Skip all pictures, then print the remaining material exactly.

========================================

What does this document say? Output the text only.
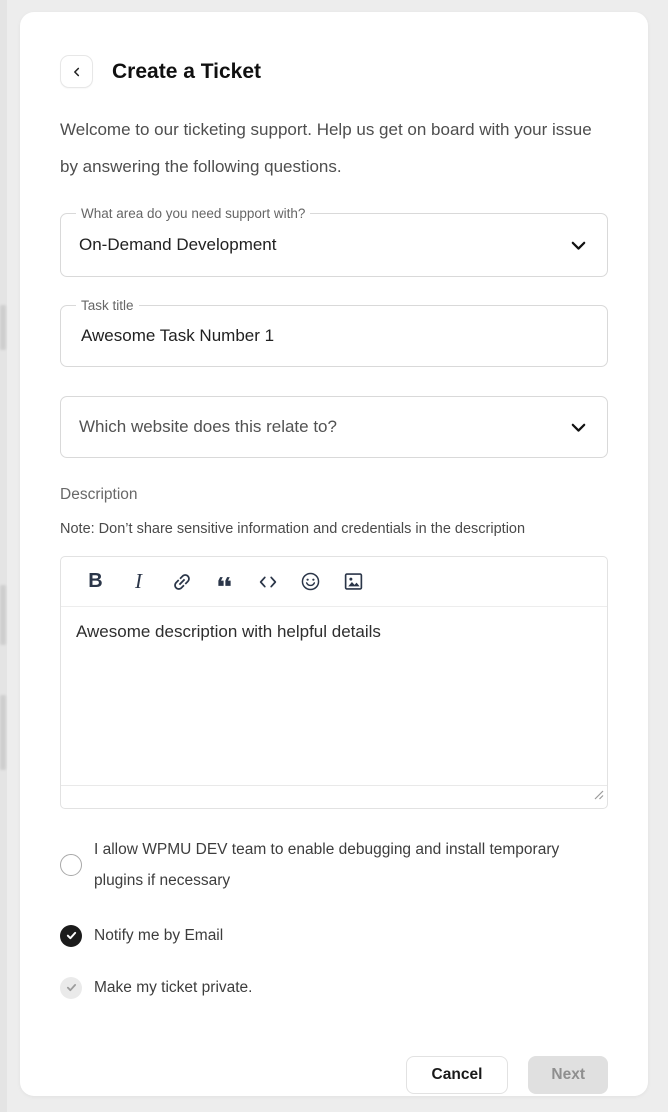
Create a Ticket
Welcome to our ticketing support. Help us get on board with your issue by answering the following questions.
What area do you need support with?
On-Demand Development
Task title
Awesome Task Number 1
Which website does this relate to?
Description
Note: Don’t share sensitive information and credentials in the description
B I
Awesome description with helpful details
I allow WPMU DEV team to enable debugging and install temporary plugins if necessary
Notify me by Email
Make my ticket private.
Cancel	Next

========================================

▸ **Answer to this exercise**
What does this document say? Output the text only.
Create a Ticket
Welcome to our ticketing support. Help us get on board with your issue by answering the following questions.
What area do you need support with?
On-Demand Development
Task title
Awesome Task Number 1
Which website does this relate to?
Description
Note: Don’t share sensitive information and credentials in the description
B I
Awesome description with helpful details
I allow WPMU DEV team to enable debugging and install temporary plugins if necessary
Notify me by Email
Make my ticket private.
Cancel	Next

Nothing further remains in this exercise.